[WHAT YOU SHOULD DO]
Pick up the story of Gus, the circus horse left in Fairbanks, after its last sentence and keep it going.

[READING TEXT]

◇ ◇ ◇ ◇ ◇

Archive for July, 2010


A Circus Horse with no Circus

Gus

Gus

Back in 1955, a circus came to town.

Nothing unusual about that—except that the town was Fairbanks, Alaska. Alaska was not even a state yet, and the circus thought they would make expenses by playing to the towns along the Alaska Highway. Since the Alaska Highway was still basically a dirt road when I first drove it fifteen years later, and the towns were pretty small and far apart, they arrived in Fairbanks practically broke.

And then it rained.

Eventually they had to sell the animals to give the performers the money to get back to the States. Among those sold was a liberty act of six palomino horses.

I don’t know what happened to all the horses—the initial sale was well before I came to Alaska, and I looked up the details in the local paper. I’ve heard some died in the frigid winter of 1961-62, with ten consecutive days of daily maximum temperatures well below – 40° F. But I did come to know two: Gus and Shorty. Gus, in fact, became the first horse I ever owned.

◇ ◇ ◇ ◇ ◇

(Dataset entries)

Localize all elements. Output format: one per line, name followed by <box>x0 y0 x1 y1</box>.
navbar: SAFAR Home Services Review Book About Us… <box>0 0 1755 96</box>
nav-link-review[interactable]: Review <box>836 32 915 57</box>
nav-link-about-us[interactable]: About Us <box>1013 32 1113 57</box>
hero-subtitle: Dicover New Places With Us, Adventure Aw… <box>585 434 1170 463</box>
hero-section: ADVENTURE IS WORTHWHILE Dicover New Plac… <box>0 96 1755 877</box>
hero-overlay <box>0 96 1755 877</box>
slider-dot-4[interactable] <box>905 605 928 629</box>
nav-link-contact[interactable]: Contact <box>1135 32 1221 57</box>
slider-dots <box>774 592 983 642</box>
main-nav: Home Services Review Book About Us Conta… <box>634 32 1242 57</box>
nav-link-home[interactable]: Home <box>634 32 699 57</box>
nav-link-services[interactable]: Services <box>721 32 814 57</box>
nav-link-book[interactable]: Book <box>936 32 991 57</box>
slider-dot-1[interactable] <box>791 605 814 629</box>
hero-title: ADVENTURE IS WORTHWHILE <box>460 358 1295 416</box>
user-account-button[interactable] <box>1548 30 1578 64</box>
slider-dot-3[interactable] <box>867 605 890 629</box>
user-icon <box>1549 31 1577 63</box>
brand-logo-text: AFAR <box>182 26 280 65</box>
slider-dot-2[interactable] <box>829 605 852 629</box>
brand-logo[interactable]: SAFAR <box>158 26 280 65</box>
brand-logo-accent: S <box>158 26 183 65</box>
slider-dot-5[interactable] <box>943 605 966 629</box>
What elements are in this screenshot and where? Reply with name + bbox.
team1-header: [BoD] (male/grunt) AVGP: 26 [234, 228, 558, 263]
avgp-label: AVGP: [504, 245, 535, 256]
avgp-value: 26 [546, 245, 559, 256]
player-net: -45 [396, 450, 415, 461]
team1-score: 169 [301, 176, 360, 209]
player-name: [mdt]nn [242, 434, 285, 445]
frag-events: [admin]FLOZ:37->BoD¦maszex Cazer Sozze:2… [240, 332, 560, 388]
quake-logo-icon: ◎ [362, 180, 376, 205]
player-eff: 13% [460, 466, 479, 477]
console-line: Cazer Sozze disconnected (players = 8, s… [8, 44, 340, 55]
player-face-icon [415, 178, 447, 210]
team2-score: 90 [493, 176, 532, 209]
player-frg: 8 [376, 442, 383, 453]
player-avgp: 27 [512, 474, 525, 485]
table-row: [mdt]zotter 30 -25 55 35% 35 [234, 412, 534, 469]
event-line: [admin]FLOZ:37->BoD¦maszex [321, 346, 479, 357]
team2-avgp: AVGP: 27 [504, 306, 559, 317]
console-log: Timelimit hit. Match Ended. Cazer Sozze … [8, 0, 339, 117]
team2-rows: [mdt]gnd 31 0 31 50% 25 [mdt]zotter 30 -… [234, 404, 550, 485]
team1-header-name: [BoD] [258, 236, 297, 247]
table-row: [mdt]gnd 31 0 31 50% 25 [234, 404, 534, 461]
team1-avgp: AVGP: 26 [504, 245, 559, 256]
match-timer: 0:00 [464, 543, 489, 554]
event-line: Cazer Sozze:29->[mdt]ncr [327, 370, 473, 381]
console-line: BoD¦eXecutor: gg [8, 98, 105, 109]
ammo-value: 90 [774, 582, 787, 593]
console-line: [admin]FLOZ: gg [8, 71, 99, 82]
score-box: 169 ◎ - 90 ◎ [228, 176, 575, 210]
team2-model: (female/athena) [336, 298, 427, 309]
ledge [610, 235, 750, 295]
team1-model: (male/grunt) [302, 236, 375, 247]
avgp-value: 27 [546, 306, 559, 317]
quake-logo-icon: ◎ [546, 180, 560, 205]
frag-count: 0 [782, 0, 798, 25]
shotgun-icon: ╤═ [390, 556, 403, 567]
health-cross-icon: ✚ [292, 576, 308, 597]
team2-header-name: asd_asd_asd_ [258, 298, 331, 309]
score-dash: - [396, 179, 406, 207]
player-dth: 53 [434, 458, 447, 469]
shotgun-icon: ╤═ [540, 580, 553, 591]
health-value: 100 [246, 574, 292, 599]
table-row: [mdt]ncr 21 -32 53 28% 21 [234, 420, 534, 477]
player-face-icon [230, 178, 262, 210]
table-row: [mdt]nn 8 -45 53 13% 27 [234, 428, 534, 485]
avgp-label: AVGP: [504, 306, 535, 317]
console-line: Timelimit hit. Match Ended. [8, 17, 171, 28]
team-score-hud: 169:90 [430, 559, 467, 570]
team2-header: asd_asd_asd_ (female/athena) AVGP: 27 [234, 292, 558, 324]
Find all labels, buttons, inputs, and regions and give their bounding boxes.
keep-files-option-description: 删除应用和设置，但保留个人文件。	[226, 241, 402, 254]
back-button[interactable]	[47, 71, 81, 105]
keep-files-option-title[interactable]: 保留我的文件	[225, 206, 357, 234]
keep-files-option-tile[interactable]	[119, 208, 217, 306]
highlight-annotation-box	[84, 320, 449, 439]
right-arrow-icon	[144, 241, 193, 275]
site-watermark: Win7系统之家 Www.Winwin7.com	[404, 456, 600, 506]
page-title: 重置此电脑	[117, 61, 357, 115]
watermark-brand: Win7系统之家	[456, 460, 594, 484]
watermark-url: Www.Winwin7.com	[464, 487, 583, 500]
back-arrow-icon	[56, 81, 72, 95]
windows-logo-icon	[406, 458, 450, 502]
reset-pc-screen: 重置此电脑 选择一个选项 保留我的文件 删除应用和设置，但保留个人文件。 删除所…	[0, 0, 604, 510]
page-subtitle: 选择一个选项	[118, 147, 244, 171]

◇ ◇ ◇ ◇ ◇

[TASK ANSWER]
I met Gus in the mid-60’s, as a rental horse at a riding stable. I saw him bluff a 6-foot G.I. into thinking he was more horse than the guy was ready to handle, but he never gave me any real trouble. Maybe he appreciated the fact that I was (relatively) lightweight and knew a little of how to ride. In fact I was helping out at the stable by that point, though I was also working on my Master’s thesis.

I did not, however, go along on the fall guided hunting trips—and Gus came back from one of those with a horrendous saddle sore in the middle of his back. It appeared to heal over the winter, but when the weather moderated, it was apparent he had a permanent lump on his back. He could still be ridden bareback, or with a special pad under his saddle cut out to assure no pressure on the scar, but as a livery horse, he was through. I was just finishing my M.S. and starting my Ph.D., and figured the stipend I was getting could be stretched to cover Gus’s board, so I became the owner of one palomino ex-circus horse in the spring of 1967.

I don’t know how old Gus was at the time. As a trained circus horse he was probably between six and twelve years old in 1955, which would have made him between eighteen and twenty-four when he became mine—but at that time, I did not know his history or how long he’d been in Fairbanks. I rode him sidesaddle in the Golden Days parade that year, and discovered that he’d been the parade marshal’s  horse at one time—certainly he never twitched an ear at the general excitement of the parade. Later I hitched him to a cart and drove him—and that, too, he simply rolled his eyes and accepted.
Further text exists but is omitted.